>> begin

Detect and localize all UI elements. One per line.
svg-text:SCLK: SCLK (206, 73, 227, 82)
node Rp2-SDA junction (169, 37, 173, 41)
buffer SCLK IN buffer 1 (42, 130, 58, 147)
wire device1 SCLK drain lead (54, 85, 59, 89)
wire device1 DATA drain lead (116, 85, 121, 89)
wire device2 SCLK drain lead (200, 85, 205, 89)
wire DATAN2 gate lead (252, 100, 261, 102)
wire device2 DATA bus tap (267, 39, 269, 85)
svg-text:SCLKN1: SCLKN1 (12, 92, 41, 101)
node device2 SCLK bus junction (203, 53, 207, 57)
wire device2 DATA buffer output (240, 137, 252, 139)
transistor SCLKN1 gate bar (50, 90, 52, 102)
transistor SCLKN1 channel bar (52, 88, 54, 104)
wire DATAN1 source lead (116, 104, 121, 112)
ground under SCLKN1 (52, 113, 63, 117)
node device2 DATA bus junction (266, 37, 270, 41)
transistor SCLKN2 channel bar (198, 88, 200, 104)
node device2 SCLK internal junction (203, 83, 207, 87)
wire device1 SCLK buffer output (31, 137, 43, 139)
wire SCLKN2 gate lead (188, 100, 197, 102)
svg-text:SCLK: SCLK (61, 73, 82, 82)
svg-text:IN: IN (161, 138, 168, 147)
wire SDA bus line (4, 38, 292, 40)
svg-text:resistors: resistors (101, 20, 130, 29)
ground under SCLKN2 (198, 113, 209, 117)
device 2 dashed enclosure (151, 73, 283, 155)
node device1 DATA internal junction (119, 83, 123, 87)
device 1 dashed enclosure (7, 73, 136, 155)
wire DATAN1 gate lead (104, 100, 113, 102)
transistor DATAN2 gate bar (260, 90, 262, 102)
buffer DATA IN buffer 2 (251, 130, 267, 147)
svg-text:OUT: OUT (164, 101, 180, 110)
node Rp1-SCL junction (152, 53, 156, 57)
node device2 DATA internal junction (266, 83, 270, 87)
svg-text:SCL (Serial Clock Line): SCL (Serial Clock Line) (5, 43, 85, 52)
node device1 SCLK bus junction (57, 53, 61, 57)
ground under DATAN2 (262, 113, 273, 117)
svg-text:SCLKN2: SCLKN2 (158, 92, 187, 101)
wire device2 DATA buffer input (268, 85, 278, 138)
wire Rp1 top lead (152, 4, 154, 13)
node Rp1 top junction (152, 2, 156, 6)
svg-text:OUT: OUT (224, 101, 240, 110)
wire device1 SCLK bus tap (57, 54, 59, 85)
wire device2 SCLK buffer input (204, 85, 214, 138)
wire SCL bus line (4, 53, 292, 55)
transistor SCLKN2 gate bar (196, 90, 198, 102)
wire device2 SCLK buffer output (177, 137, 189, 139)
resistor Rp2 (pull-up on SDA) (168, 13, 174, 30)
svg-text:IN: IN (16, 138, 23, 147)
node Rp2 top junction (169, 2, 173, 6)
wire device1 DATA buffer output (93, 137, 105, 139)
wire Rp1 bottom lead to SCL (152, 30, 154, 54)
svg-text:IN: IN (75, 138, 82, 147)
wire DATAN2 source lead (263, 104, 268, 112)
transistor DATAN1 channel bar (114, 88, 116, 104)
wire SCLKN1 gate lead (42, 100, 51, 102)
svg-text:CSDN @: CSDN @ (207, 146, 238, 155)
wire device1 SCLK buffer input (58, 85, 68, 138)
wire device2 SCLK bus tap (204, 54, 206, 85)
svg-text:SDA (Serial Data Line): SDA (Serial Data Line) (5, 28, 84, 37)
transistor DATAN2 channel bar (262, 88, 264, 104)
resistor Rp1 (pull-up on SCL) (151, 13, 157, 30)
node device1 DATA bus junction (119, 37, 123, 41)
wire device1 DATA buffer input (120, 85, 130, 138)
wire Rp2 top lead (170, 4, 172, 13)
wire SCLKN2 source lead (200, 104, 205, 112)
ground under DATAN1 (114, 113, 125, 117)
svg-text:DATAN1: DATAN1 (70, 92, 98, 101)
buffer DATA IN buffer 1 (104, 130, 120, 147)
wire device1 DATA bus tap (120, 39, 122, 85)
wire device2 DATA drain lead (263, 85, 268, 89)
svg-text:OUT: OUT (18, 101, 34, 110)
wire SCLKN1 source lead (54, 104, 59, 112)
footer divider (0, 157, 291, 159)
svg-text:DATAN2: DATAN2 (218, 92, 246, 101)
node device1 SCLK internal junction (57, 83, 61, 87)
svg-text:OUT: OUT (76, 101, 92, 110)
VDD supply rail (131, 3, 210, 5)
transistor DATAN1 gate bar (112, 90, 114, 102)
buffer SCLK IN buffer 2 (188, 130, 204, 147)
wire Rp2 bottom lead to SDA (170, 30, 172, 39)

>> end

§ **What the task asks**: Return every line in the records above word for word, with nothing changed.

§ **Correct output**:
Detect and localize all UI elements. One per line.
svg-text:SCLK: SCLK (206, 73, 227, 82)
node Rp2-SDA junction (169, 37, 173, 41)
buffer SCLK IN buffer 1 (42, 130, 58, 147)
wire device1 SCLK drain lead (54, 85, 59, 89)
wire device1 DATA drain lead (116, 85, 121, 89)
wire device2 SCLK drain lead (200, 85, 205, 89)
wire DATAN2 gate lead (252, 100, 261, 102)
wire device2 DATA bus tap (267, 39, 269, 85)
svg-text:SCLKN1: SCLKN1 (12, 92, 41, 101)
node device2 SCLK bus junction (203, 53, 207, 57)
wire device2 DATA buffer output (240, 137, 252, 139)
transistor SCLKN1 gate bar (50, 90, 52, 102)
transistor SCLKN1 channel bar (52, 88, 54, 104)
wire DATAN1 source lead (116, 104, 121, 112)
ground under SCLKN1 (52, 113, 63, 117)
node device2 DATA bus junction (266, 37, 270, 41)
transistor SCLKN2 channel bar (198, 88, 200, 104)
node device2 SCLK internal junction (203, 83, 207, 87)
wire device1 SCLK buffer output (31, 137, 43, 139)
wire SCLKN2 gate lead (188, 100, 197, 102)
svg-text:SCLK: SCLK (61, 73, 82, 82)
svg-text:IN: IN (161, 138, 168, 147)
wire SDA bus line (4, 38, 292, 40)
svg-text:resistors: resistors (101, 20, 130, 29)
ground under SCLKN2 (198, 113, 209, 117)
device 2 dashed enclosure (151, 73, 283, 155)
node device1 DATA internal junction (119, 83, 123, 87)
device 1 dashed enclosure (7, 73, 136, 155)
wire DATAN1 gate lead (104, 100, 113, 102)
transistor DATAN2 gate bar (260, 90, 262, 102)
buffer DATA IN buffer 2 (251, 130, 267, 147)
svg-text:OUT: OUT (164, 101, 180, 110)
node Rp1-SCL junction (152, 53, 156, 57)
node device2 DATA internal junction (266, 83, 270, 87)
svg-text:SCL (Serial Clock Line): SCL (Serial Clock Line) (5, 43, 85, 52)
node device1 SCLK bus junction (57, 53, 61, 57)
ground under DATAN2 (262, 113, 273, 117)
svg-text:SCLKN2: SCLKN2 (158, 92, 187, 101)
wire device2 DATA buffer input (268, 85, 278, 138)
wire Rp1 top lead (152, 4, 154, 13)
node Rp1 top junction (152, 2, 156, 6)
svg-text:OUT: OUT (224, 101, 240, 110)
wire device1 SCLK bus tap (57, 54, 59, 85)
wire device2 SCLK buffer input (204, 85, 214, 138)
wire SCL bus line (4, 53, 292, 55)
transistor SCLKN2 gate bar (196, 90, 198, 102)
wire device2 SCLK buffer output (177, 137, 189, 139)
resistor Rp2 (pull-up on SDA) (168, 13, 174, 30)
svg-text:IN: IN (16, 138, 23, 147)
node Rp2 top junction (169, 2, 173, 6)
wire device1 DATA buffer output (93, 137, 105, 139)
wire Rp1 bottom lead to SCL (152, 30, 154, 54)
svg-text:IN: IN (75, 138, 82, 147)
wire DATAN2 source lead (263, 104, 268, 112)
transistor DATAN1 channel bar (114, 88, 116, 104)
wire SCLKN1 gate lead (42, 100, 51, 102)
svg-text:CSDN @: CSDN @ (207, 146, 238, 155)
wire device1 SCLK buffer input (58, 85, 68, 138)
wire device2 SCLK bus tap (204, 54, 206, 85)
svg-text:SDA (Serial Data Line): SDA (Serial Data Line) (5, 28, 84, 37)
transistor DATAN2 channel bar (262, 88, 264, 104)
resistor Rp1 (pull-up on SCL) (151, 13, 157, 30)
node device1 DATA bus junction (119, 37, 123, 41)
wire device1 DATA buffer input (120, 85, 130, 138)
wire Rp2 top lead (170, 4, 172, 13)
wire SCLKN2 source lead (200, 104, 205, 112)
ground under DATAN1 (114, 113, 125, 117)
svg-text:DATAN1: DATAN1 (70, 92, 98, 101)
buffer DATA IN buffer 1 (104, 130, 120, 147)
wire device1 DATA bus tap (120, 39, 122, 85)
wire device2 DATA drain lead (263, 85, 268, 89)
svg-text:OUT: OUT (18, 101, 34, 110)
wire SCLKN1 source lead (54, 104, 59, 112)
footer divider (0, 157, 291, 159)
svg-text:DATAN2: DATAN2 (218, 92, 246, 101)
node device1 SCLK internal junction (57, 83, 61, 87)
svg-text:OUT: OUT (76, 101, 92, 110)
VDD supply rail (131, 3, 210, 5)
transistor DATAN1 gate bar (112, 90, 114, 102)
buffer SCLK IN buffer 2 (188, 130, 204, 147)
wire Rp2 bottom lead to SDA (170, 30, 172, 39)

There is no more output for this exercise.